===== Provided records

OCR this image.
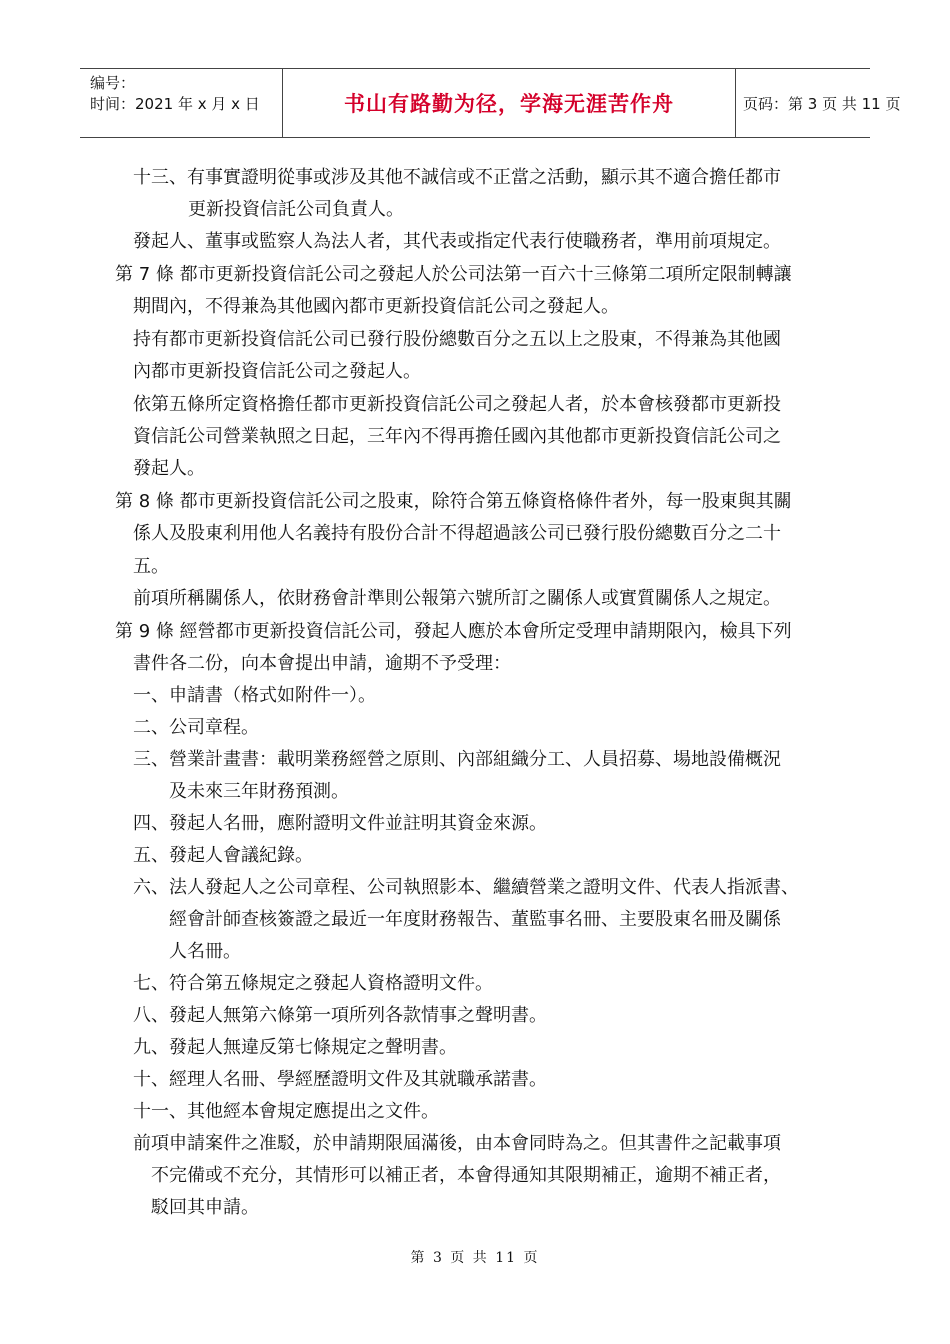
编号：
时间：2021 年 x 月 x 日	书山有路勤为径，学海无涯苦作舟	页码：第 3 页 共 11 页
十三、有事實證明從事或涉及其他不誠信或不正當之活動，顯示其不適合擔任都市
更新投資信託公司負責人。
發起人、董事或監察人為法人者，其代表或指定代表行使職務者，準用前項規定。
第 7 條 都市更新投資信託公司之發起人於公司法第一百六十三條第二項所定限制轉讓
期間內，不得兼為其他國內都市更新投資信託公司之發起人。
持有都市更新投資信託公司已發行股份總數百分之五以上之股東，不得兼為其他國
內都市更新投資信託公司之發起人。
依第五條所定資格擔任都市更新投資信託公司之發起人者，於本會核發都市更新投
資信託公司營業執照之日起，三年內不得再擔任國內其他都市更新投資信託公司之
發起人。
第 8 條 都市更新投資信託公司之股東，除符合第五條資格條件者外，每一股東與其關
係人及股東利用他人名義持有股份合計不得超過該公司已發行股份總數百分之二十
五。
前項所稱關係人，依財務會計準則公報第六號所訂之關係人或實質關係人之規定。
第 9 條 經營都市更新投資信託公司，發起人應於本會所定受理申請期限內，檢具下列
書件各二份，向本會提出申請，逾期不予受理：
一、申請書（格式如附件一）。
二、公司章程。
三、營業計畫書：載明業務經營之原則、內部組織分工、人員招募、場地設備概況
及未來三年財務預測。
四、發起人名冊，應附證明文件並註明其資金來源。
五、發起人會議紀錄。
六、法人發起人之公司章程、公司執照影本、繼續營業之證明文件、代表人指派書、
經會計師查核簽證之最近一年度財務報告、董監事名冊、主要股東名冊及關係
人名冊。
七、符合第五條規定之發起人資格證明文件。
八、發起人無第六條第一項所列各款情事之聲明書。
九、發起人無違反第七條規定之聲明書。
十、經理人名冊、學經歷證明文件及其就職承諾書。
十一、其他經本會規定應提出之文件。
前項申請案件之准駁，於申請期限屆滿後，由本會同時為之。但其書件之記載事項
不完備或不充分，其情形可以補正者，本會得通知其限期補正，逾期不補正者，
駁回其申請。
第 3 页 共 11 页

==========

[Set exercise]:
Set down every record once more, word for word, without pictures.

[Response to the exercise]:
OCR this image.
编号：
时间：2021 年 x 月 x 日	书山有路勤为径，学海无涯苦作舟	页码：第 3 页 共 11 页
十三、有事實證明從事或涉及其他不誠信或不正當之活動，顯示其不適合擔任都市
更新投資信託公司負責人。
發起人、董事或監察人為法人者，其代表或指定代表行使職務者，準用前項規定。
第 7 條 都市更新投資信託公司之發起人於公司法第一百六十三條第二項所定限制轉讓
期間內，不得兼為其他國內都市更新投資信託公司之發起人。
持有都市更新投資信託公司已發行股份總數百分之五以上之股東，不得兼為其他國
內都市更新投資信託公司之發起人。
依第五條所定資格擔任都市更新投資信託公司之發起人者，於本會核發都市更新投
資信託公司營業執照之日起，三年內不得再擔任國內其他都市更新投資信託公司之
發起人。
第 8 條 都市更新投資信託公司之股東，除符合第五條資格條件者外，每一股東與其關
係人及股東利用他人名義持有股份合計不得超過該公司已發行股份總數百分之二十
五。
前項所稱關係人，依財務會計準則公報第六號所訂之關係人或實質關係人之規定。
第 9 條 經營都市更新投資信託公司，發起人應於本會所定受理申請期限內，檢具下列
書件各二份，向本會提出申請，逾期不予受理：
一、申請書（格式如附件一）。
二、公司章程。
三、營業計畫書：載明業務經營之原則、內部組織分工、人員招募、場地設備概況
及未來三年財務預測。
四、發起人名冊，應附證明文件並註明其資金來源。
五、發起人會議紀錄。
六、法人發起人之公司章程、公司執照影本、繼續營業之證明文件、代表人指派書、
經會計師查核簽證之最近一年度財務報告、董監事名冊、主要股東名冊及關係
人名冊。
七、符合第五條規定之發起人資格證明文件。
八、發起人無第六條第一項所列各款情事之聲明書。
九、發起人無違反第七條規定之聲明書。
十、經理人名冊、學經歷證明文件及其就職承諾書。
十一、其他經本會規定應提出之文件。
前項申請案件之准駁，於申請期限屆滿後，由本會同時為之。但其書件之記載事項
不完備或不充分，其情形可以補正者，本會得通知其限期補正，逾期不補正者，
駁回其申請。
第 3 页 共 11 页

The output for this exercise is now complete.